### What the task asks:
Every entry here needs to be repeated exactly.

### Exercise data:
========================================
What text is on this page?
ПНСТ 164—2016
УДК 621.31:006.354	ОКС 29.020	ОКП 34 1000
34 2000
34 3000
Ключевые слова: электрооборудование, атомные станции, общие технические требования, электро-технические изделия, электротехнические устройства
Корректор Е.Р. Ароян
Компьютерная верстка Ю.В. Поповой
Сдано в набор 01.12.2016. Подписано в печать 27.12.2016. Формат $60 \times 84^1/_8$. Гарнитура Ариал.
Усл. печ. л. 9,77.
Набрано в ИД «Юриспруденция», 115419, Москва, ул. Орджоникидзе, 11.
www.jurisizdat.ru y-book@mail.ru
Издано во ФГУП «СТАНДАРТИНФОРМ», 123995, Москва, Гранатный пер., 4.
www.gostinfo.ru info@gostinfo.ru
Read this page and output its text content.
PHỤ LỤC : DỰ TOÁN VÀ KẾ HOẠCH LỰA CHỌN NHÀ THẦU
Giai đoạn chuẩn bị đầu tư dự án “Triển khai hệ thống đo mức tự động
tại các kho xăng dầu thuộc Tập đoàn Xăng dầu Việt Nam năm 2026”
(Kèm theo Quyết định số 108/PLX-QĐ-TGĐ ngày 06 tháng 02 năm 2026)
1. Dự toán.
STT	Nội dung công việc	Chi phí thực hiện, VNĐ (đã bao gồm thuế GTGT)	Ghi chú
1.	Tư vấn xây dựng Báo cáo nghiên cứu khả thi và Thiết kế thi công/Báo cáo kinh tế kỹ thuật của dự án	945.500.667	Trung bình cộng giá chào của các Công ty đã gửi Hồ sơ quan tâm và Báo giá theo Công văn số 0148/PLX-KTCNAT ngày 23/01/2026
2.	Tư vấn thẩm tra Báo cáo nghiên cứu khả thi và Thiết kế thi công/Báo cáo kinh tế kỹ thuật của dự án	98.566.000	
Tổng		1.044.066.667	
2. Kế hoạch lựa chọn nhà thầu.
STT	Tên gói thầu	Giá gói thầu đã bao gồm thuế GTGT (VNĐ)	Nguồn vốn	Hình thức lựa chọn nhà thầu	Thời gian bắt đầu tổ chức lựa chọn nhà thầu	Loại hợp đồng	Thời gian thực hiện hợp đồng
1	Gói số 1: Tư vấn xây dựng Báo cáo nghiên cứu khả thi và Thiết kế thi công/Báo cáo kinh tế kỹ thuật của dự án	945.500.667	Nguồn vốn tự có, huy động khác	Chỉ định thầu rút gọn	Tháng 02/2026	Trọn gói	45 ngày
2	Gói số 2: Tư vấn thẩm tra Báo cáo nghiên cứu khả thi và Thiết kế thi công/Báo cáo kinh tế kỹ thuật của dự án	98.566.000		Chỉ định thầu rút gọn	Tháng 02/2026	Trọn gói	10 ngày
========================================
### Written answer:
What text is on this page?
ПНСТ 164—2016
УДК 621.31:006.354	ОКС 29.020	ОКП 34 1000
34 2000
34 3000
Ключевые слова: электрооборудование, атомные станции, общие технические требования, электро-технические изделия, электротехнические устройства
Корректор Е.Р. Ароян
Компьютерная верстка Ю.В. Поповой
Сдано в набор 01.12.2016. Подписано в печать 27.12.2016. Формат $60 \times 84^1/_8$. Гарнитура Ариал.
Усл. печ. л. 9,77.
Набрано в ИД «Юриспруденция», 115419, Москва, ул. Орджоникидзе, 11.
www.jurisizdat.ru y-book@mail.ru
Издано во ФГУП «СТАНДАРТИНФОРМ», 123995, Москва, Гранатный пер., 4.
www.gostinfo.ru info@gostinfo.ru
Read this page and output its text content.
PHỤ LỤC : DỰ TOÁN VÀ KẾ HOẠCH LỰA CHỌN NHÀ THẦU
Giai đoạn chuẩn bị đầu tư dự án “Triển khai hệ thống đo mức tự động
tại các kho xăng dầu thuộc Tập đoàn Xăng dầu Việt Nam năm 2026”
(Kèm theo Quyết định số 108/PLX-QĐ-TGĐ ngày 06 tháng 02 năm 2026)
1. Dự toán.
STT	Nội dung công việc	Chi phí thực hiện, VNĐ (đã bao gồm thuế GTGT)	Ghi chú
1.	Tư vấn xây dựng Báo cáo nghiên cứu khả thi và Thiết kế thi công/Báo cáo kinh tế kỹ thuật của dự án	945.500.667	Trung bình cộng giá chào của các Công ty đã gửi Hồ sơ quan tâm và Báo giá theo Công văn số 0148/PLX-KTCNAT ngày 23/01/2026
2.	Tư vấn thẩm tra Báo cáo nghiên cứu khả thi và Thiết kế thi công/Báo cáo kinh tế kỹ thuật của dự án	98.566.000	
Tổng		1.044.066.667	
2. Kế hoạch lựa chọn nhà thầu.
STT	Tên gói thầu	Giá gói thầu đã bao gồm thuế GTGT (VNĐ)	Nguồn vốn	Hình thức lựa chọn nhà thầu	Thời gian bắt đầu tổ chức lựa chọn nhà thầu	Loại hợp đồng	Thời gian thực hiện hợp đồng
1	Gói số 1: Tư vấn xây dựng Báo cáo nghiên cứu khả thi và Thiết kế thi công/Báo cáo kinh tế kỹ thuật của dự án	945.500.667	Nguồn vốn tự có, huy động khác	Chỉ định thầu rút gọn	Tháng 02/2026	Trọn gói	45 ngày
2	Gói số 2: Tư vấn thẩm tra Báo cáo nghiên cứu khả thi và Thiết kế thi công/Báo cáo kinh tế kỹ thuật của dự án	98.566.000		Chỉ định thầu rút gọn	Tháng 02/2026	Trọn gói	10 ngày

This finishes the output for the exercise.